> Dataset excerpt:
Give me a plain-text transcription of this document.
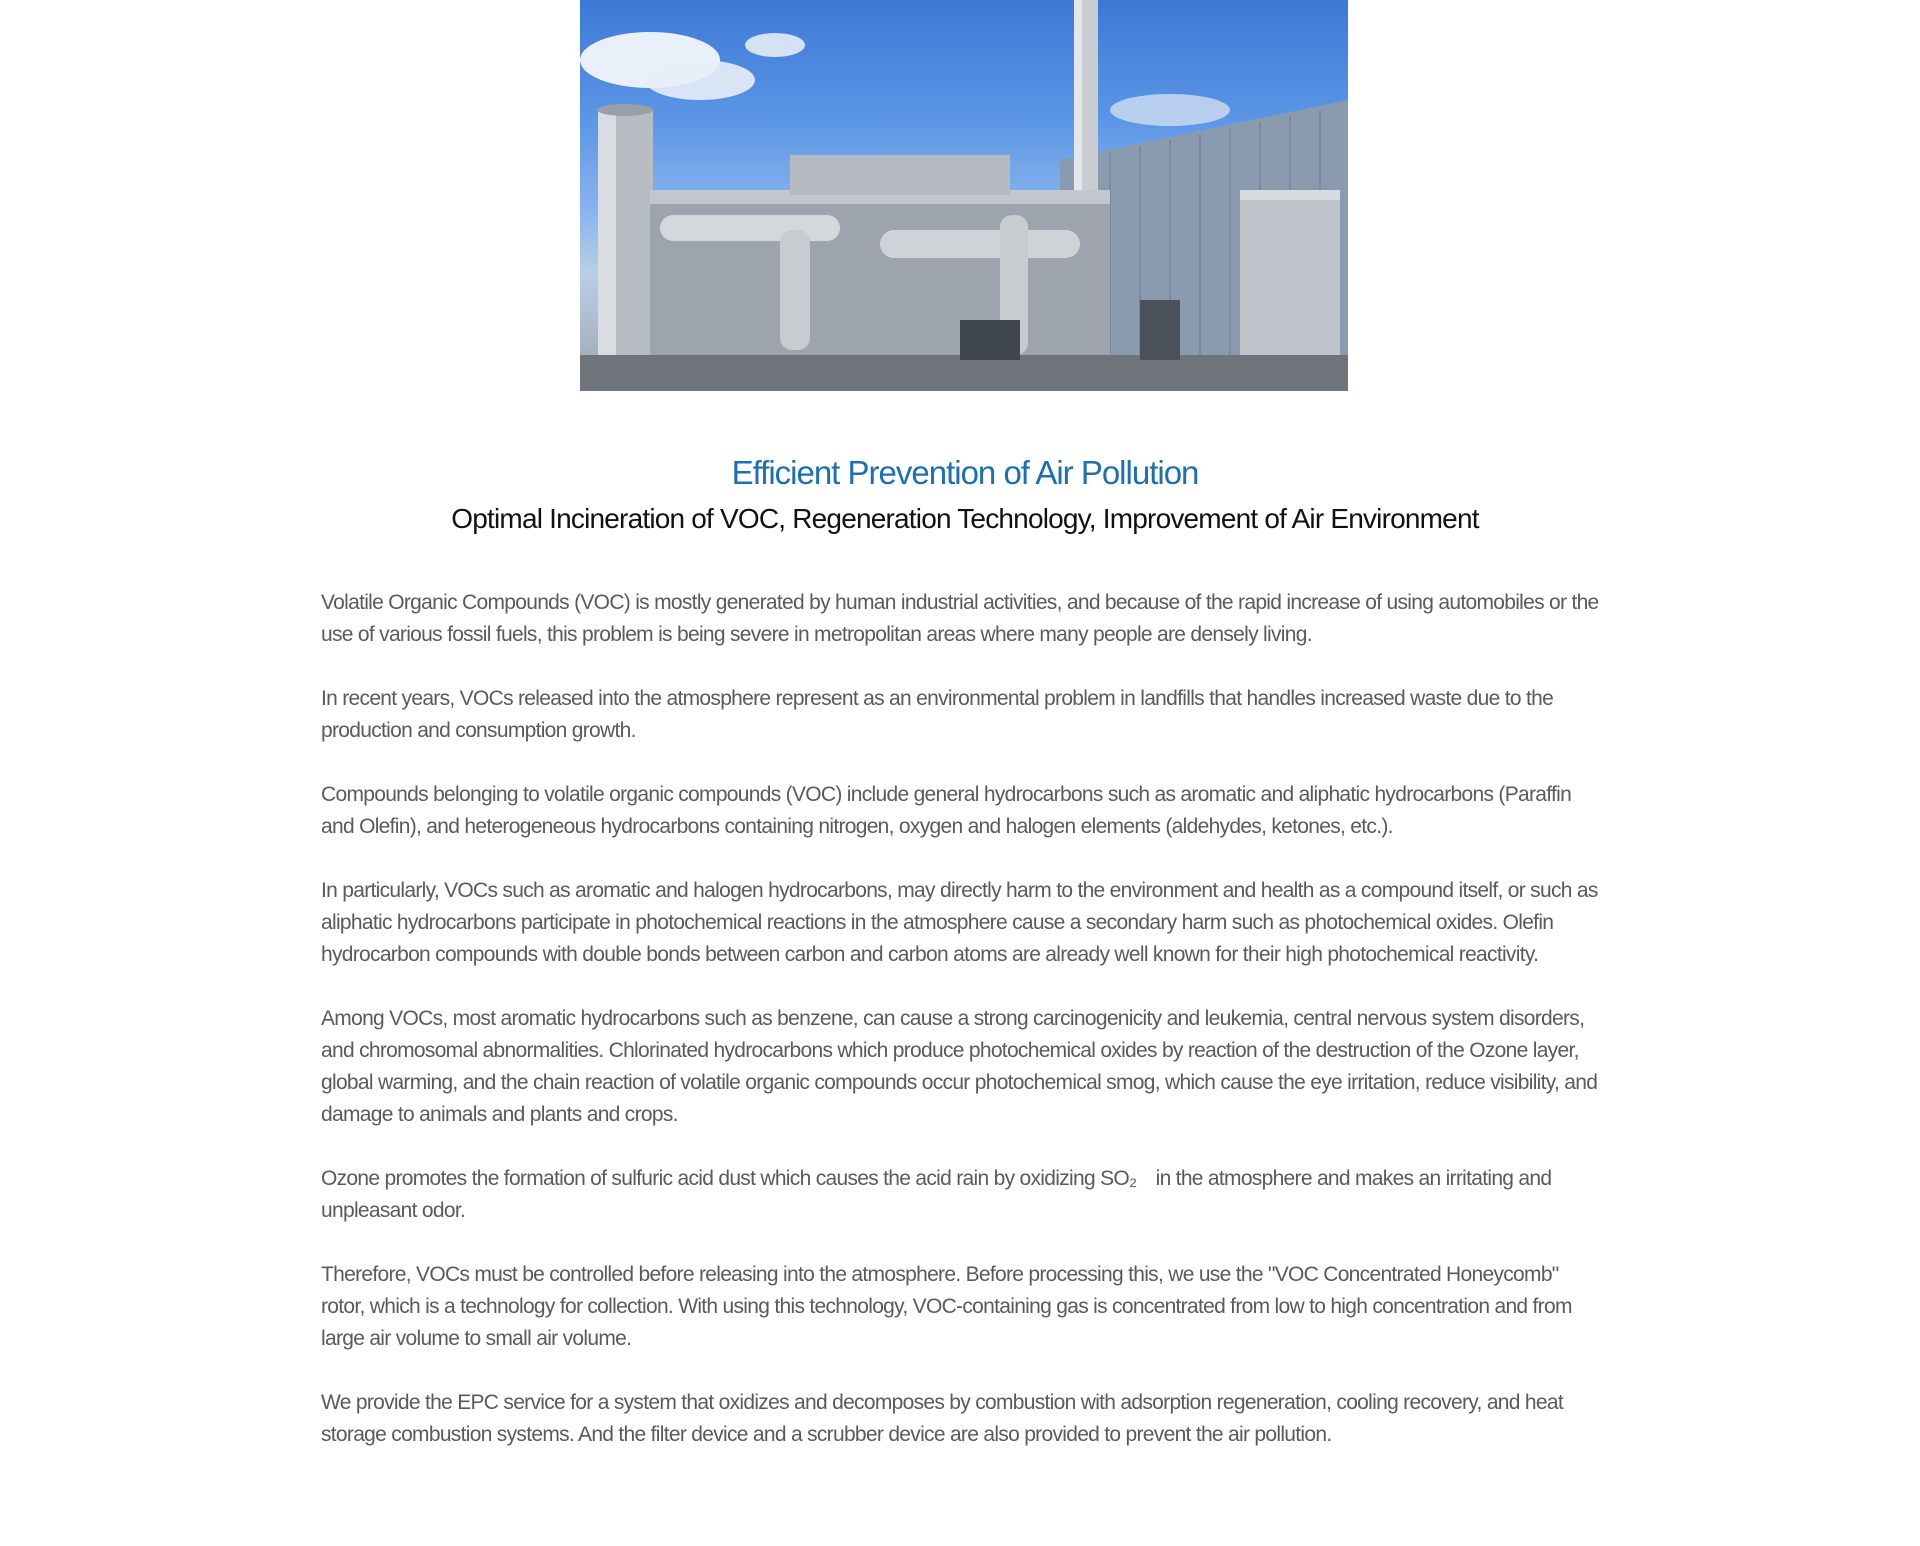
Efficient Prevention of Air Pollution

Optimal Incineration of VOC, Regeneration Technology, Improvement of Air Environment

Volatile Organic Compounds (VOC) is mostly generated by human industrial activities, and because of the rapid increase of using automobiles or the use of various fossil fuels, this problem is being severe in metropolitan areas where many people are densely living.

In recent years, VOCs released into the atmosphere represent as an environmental problem in landfills that handles increased waste due to the production and consumption growth.

Compounds belonging to volatile organic compounds (VOC) include general hydrocarbons such as aromatic and aliphatic hydrocarbons (Paraffin and Olefin), and heterogeneous hydrocarbons containing nitrogen, oxygen and halogen elements (aldehydes, ketones, etc.).

In particularly, VOCs such as aromatic and halogen hydrocarbons, may directly harm to the environment and health as a compound itself, or such as aliphatic hydrocarbons participate in photochemical reactions in the atmosphere cause a secondary harm such as photochemical oxides. Olefin hydrocarbon compounds with double bonds between carbon and carbon atoms are already well known for their high photochemical reactivity.

Among VOCs, most aromatic hydrocarbons such as benzene, can cause a strong carcinogenicity and leukemia, central nervous system disorders, and chromosomal abnormalities. Chlorinated hydrocarbons which produce photochemical oxides by reaction of the destruction of the Ozone layer, global warming, and the chain reaction of volatile organic compounds occur photochemical smog, which cause the eye irritation, reduce visibility, and damage to animals and plants and crops.

Ozone promotes the formation of sulfuric acid dust which causes the acid rain by oxidizing SO₂ in the atmosphere and makes an irritating and unpleasant odor.

Therefore, VOCs must be controlled before releasing into the atmosphere. Before processing this, we use the "VOC Concentrated Honeycomb" rotor, which is a technology for collection. With using this technology, VOC-containing gas is concentrated from low to high concentration and from large air volume to small air volume.

We provide the EPC service for a system that oxidizes and decomposes by combustion with adsorption regeneration, cooling recovery, and heat storage combustion systems. And the filter device and a scrubber device are also provided to prevent the air pollution.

> DIRECTIONS:
State how many lines in the records above contain the word "photochemical", and give only that number.

> SOLUTION FOR THIS PROBLEM:
2